> **READING PASSAGE**
====
Now try billing for multiple teams or clouds
If several teams or departments contribute to one bill, you need to know who is using which resources to make them accountable for these costs. And cost allocation is no small feat, especially for dynamic Kubernetes infrastructures. Now imagine doing it all manually for more than one cloud service!
2. Forecasting is no longer based on guesswork
To estimate your future resource demands, you need to do a few things:
- Start by gaining visibility – analyze your usage reports to learn about patterns in spend,
- Identify peak resource usage scenarios – you can do that using periodic analytics and run reports over your usage data,
- Consider other sources of data like seasonal customer demand patterns. Do they correlate with your peak resource usage? If so, you might have a chance of identifying them in advance,
- Monitor resource usage reports regularly and set up alerts,
- Measure application- or workload-specific costs to develop an application-level cost plan,
- Calculate the total cost of ownership of your cloud infrastructure,
- Analyze the pricing models of cloud providers and accurately plan capacity requirements over time,
- Aggregate all of this data in one location to understand your costs better.
Many of the tasks we listed above aren’t one-off jobs, but activities you need to engage in on a regular basis. Imagine how much time they take when carried out manually.
3. You avoid falling into the reservation trap
Reserving capacity for one or three years in advance at a much cheaper rate seems like an interesting option. Why not buy capacity in advance when you know that you’ll be using the service anyway?
But like anything else in the world of the cloud, this only seems easy.
You already know that forecasting cloud costs is hard. Even companies that have entire teams dedicated to cloud cost optimization miss the mark here.
How are you supposed to plan ahead for capacity when you have no clue how much your teams will require in one or three years? This is the main issue with products like reserved instances and savings plans.
Here are a few things you should know about reserving capacity:
- A reserved instance works by “use it or lose it” – every hour that it sits idle is an hour lost to your team (with any financial benefits you might have secured).
- When you commit to specific resources or levels of consumption, you assume that your needs won’t change throughout the contract’s duration. But even one year of commitment is an eternity in the cloud. And when your requirements go beyond what you reserved, you’ll have to pay the price – just like Pinterest did.
====
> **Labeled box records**
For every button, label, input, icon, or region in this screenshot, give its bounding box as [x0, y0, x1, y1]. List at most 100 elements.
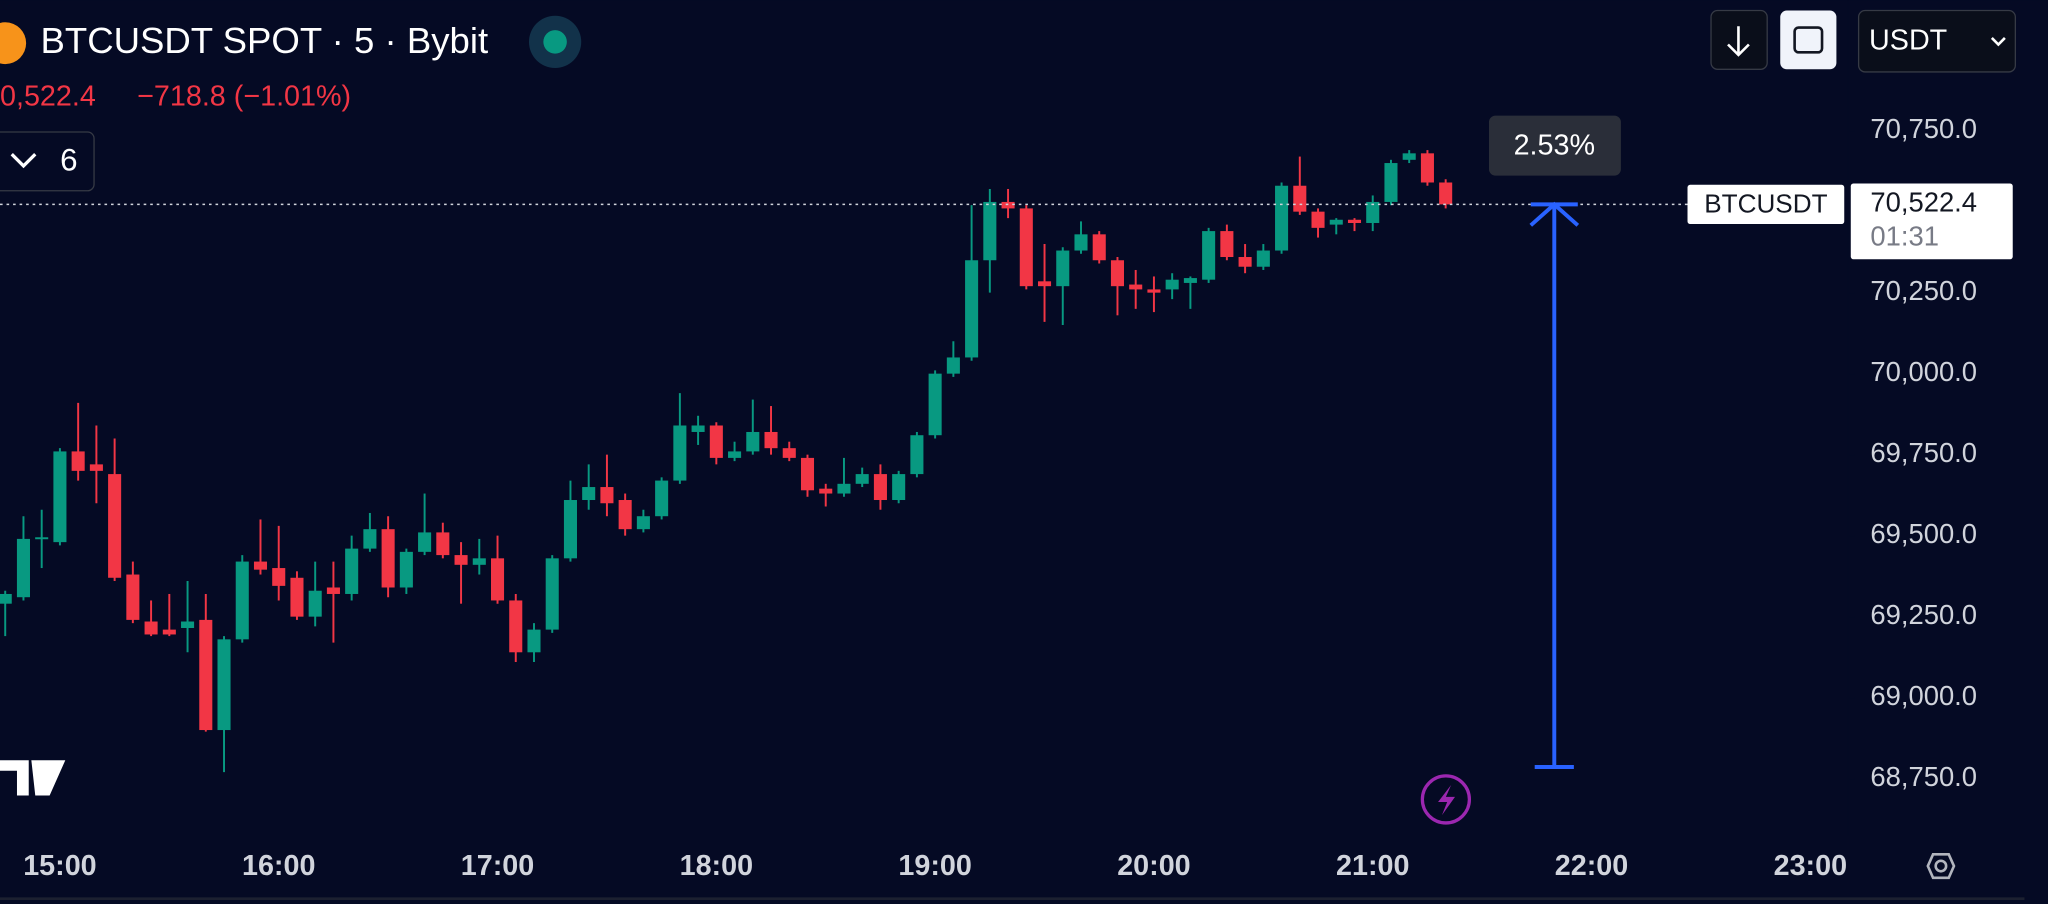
candle-body — [345, 548, 359, 594]
candle-body — [399, 551, 413, 588]
candle-body — [800, 457, 815, 491]
candle-body — [509, 600, 523, 653]
candle-body — [1439, 182, 1453, 205]
candle-body — [53, 451, 67, 543]
symbol-tag-label: BTCUSDT — [1704, 189, 1827, 219]
candle-body — [892, 474, 906, 501]
candle-body — [1092, 234, 1106, 261]
y-tick-label: 69,250.0 — [1870, 599, 1977, 630]
alert-icon[interactable] — [1420, 774, 1472, 825]
candle-body — [782, 448, 796, 458]
candle-body — [819, 488, 833, 494]
y-tick-label: 69,500.0 — [1870, 518, 1977, 549]
candle-body — [1165, 279, 1179, 290]
candle-body — [1129, 284, 1143, 290]
candle-body — [618, 500, 632, 530]
indicator-count: 6 — [60, 142, 77, 177]
candle-body — [126, 574, 140, 620]
candle-body — [436, 532, 450, 556]
candle-body — [16, 538, 30, 598]
candle-body — [655, 480, 669, 517]
candle-body — [162, 629, 176, 635]
candle-body — [673, 425, 687, 481]
candle-body — [1293, 185, 1307, 212]
legend-change: −718.8 (−1.01%) — [137, 81, 351, 113]
y-tick-label: 70,000.0 — [1870, 356, 1977, 387]
candle-body — [235, 561, 249, 640]
candle-body — [490, 558, 505, 601]
fit-icon — [1793, 26, 1824, 54]
candle-body — [290, 577, 304, 617]
candle-body — [636, 516, 650, 530]
x-tick-label: 22:00 — [1555, 850, 1628, 882]
candle-body — [0, 593, 12, 604]
candle-body — [1275, 185, 1289, 251]
status-dot — [543, 30, 567, 54]
candle-body — [89, 464, 103, 471]
candle-body — [1110, 260, 1124, 287]
currency-label: USDT — [1869, 24, 1947, 56]
candle-body — [582, 487, 596, 501]
indicator-toggle[interactable] — [0, 131, 95, 192]
x-tick-label: 18:00 — [680, 850, 753, 882]
y-tick-label: 68,750.0 — [1870, 761, 1977, 792]
chevron-icon — [10, 153, 37, 169]
y-tick-label: 70,250.0 — [1870, 275, 1977, 306]
candle-body — [928, 373, 942, 436]
candle-body — [308, 590, 322, 617]
candle-body — [946, 357, 960, 374]
candle-body — [1256, 250, 1270, 267]
candle-body — [363, 529, 377, 549]
candle-body — [1311, 211, 1325, 228]
candle-body — [217, 639, 231, 731]
candle-body — [472, 558, 486, 565]
candle-body — [1019, 208, 1033, 287]
candle-body — [1147, 289, 1161, 293]
x-tick-label: 15:00 — [23, 850, 96, 882]
plot: 68,750.0 69,000.0 69,250.0 69,500.0 69,750.0… — [0, 113, 2013, 882]
x-tick-label: 20:00 — [1117, 850, 1190, 882]
candle-body — [454, 555, 468, 565]
countdown-label: 01:31 — [1870, 221, 1939, 252]
candle-body — [1384, 163, 1398, 202]
candle-body — [709, 425, 723, 458]
x-tick-label: 23:00 — [1774, 850, 1847, 882]
candle-body — [381, 529, 395, 588]
currency-select[interactable] — [1857, 9, 2016, 73]
down-arrow-icon — [1727, 26, 1750, 57]
candle-body — [1402, 153, 1416, 160]
candle-body — [326, 587, 340, 594]
x-tick-label: 17:00 — [461, 850, 534, 882]
candle-body — [144, 621, 158, 635]
candle-body — [965, 260, 979, 358]
candle-body — [35, 537, 49, 540]
legend-price: 0,522.4 — [0, 81, 96, 113]
measure-arrowhead — [1529, 201, 1580, 227]
candle-body — [1347, 219, 1362, 223]
settings-icon[interactable] — [1926, 852, 1956, 880]
candle-body — [71, 451, 85, 471]
symbol-tag — [1687, 184, 1845, 224]
x-tick-label: 21:00 — [1336, 850, 1409, 882]
candle-body — [563, 500, 577, 559]
candle-body — [728, 451, 742, 458]
candle-body — [1420, 153, 1434, 183]
candle-body — [1238, 257, 1252, 267]
dropdown-chevron — [1990, 37, 2006, 47]
candle-body — [199, 619, 213, 731]
y-tick-label: 69,750.0 — [1870, 437, 1977, 468]
candle-body — [1202, 231, 1216, 280]
candle-body — [837, 483, 851, 494]
candle-body — [1366, 201, 1380, 223]
x-tick-label: 16:00 — [242, 850, 315, 882]
candle-body — [527, 629, 541, 653]
candle-body — [983, 201, 997, 261]
measure-label: 2.53% — [1514, 130, 1595, 162]
candle-body — [746, 431, 760, 452]
candle-body — [1074, 234, 1088, 251]
fit-button[interactable] — [1780, 10, 1837, 70]
candle-body — [181, 621, 195, 628]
====
> **TASKS AND EXERCISES**
• A. In the cloud cost article, for how long in advance can capacity be reserved at a much cheaper rate?
• B. From the cloud cost article, repeat word for word the part that opens with the words containing "Here are a few" and closes with "might have secured).".
• C. Go on with the cloud cost article from the point where it stops.

> **THE RESPONSES**
• A. For one or three years in advance.

• B.
Here are a few things you should know about reserving capacity:
- A reserved instance works by “use it or lose it” – every hour that it sits idle is an hour lost to your team (with any financial benefits you might have secured).

• C.
- When confronted with a new issue, your team may be forced to commit to even more resources. Or you’ll find yourself with underutilized capacity that you’ve already paid for. In both scenarios, you’re on the losing end of the game.
- By entering into this type of contract with a cloud service provider, you risk vendor lock-in – i.e. becoming dependent on that provider (and whatever changes they introduce) for the next year or three.
- Selecting optimal resources for reservation is complex (just check out point 3 above in this article).
4. You can rightsize virtual machines in real time
Selecting the right virtual machine size can drive your bill down by a lot if compute is your biggest expense.
But how can you expect a human engineer to do that when AWS alone has some 400 different EC2 instances alone that come in many sizes?
Similar instance types deliver different performance levels depending on which provider you pick. Even in the same cloud, a more expensive instance doesn’t always come with higher performance.
Here’s what you usually need to do when picking an instance manually:
- Establish your minimal requirements
Make sure you do it for all compute dimensions, including CPU (architecture, count, and processor choice), memory, SSD, and network connection.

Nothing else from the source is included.